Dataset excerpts
»»

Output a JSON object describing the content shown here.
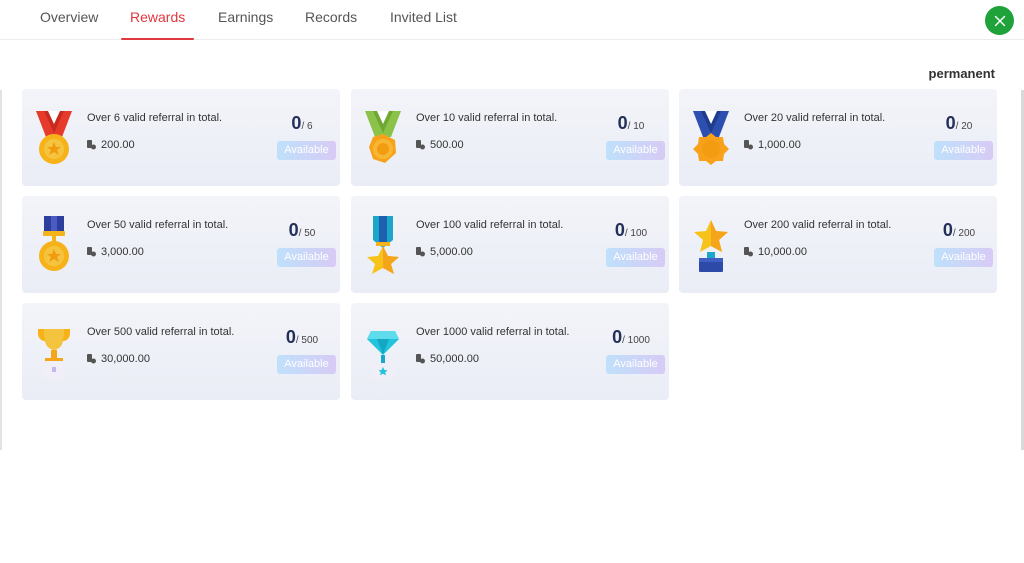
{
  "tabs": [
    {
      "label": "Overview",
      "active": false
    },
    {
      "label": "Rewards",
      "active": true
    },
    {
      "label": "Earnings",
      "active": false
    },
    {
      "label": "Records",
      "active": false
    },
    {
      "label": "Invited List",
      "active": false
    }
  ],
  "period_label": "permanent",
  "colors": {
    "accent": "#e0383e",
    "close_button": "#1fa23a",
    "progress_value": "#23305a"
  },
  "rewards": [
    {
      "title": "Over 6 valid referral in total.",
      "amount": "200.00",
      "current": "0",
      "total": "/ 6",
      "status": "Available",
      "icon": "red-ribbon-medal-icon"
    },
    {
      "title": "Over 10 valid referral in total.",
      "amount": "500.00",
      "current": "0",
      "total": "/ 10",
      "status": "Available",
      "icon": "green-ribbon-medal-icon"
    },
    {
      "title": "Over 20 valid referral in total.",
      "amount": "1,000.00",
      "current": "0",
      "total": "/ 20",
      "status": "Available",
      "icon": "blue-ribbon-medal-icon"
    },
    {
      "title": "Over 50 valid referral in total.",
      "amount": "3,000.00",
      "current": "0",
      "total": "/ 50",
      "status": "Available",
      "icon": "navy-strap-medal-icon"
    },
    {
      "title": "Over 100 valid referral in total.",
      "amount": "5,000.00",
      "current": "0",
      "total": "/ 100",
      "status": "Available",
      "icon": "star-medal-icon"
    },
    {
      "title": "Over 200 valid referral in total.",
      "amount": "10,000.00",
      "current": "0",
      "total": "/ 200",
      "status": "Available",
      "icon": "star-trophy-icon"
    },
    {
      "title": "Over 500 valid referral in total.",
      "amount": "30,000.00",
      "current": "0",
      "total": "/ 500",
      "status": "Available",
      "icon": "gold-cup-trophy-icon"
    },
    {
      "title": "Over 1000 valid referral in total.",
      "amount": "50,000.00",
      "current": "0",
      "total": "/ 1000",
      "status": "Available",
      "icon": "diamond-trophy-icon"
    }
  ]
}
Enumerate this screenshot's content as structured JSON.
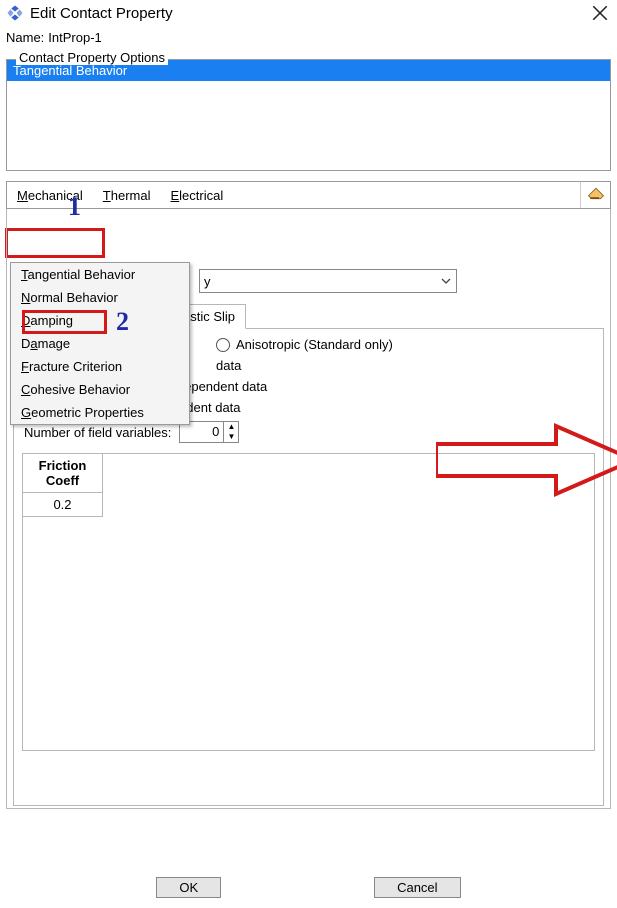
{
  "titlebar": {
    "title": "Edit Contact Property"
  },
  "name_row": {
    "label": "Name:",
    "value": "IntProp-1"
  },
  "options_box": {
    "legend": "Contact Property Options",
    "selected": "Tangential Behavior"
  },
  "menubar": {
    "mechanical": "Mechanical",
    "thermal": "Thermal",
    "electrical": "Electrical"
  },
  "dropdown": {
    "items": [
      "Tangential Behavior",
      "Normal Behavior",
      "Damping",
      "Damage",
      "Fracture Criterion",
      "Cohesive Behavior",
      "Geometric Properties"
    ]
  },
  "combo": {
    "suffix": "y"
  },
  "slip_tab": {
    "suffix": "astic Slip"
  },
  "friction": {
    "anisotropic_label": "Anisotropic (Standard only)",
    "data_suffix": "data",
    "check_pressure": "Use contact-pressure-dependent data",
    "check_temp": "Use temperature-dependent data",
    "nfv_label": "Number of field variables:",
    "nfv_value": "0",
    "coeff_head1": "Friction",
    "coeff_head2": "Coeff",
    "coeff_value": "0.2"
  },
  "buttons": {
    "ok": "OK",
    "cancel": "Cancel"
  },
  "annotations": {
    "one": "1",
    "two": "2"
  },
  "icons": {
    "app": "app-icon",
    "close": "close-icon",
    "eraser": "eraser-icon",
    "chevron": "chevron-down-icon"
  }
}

««

Your task is to gather every line with the word "ribbon" and copy it.

      "icon": "red-ribbon-medal-icon"
      "icon": "green-ribbon-medal-icon"
      "icon": "blue-ribbon-medal-icon"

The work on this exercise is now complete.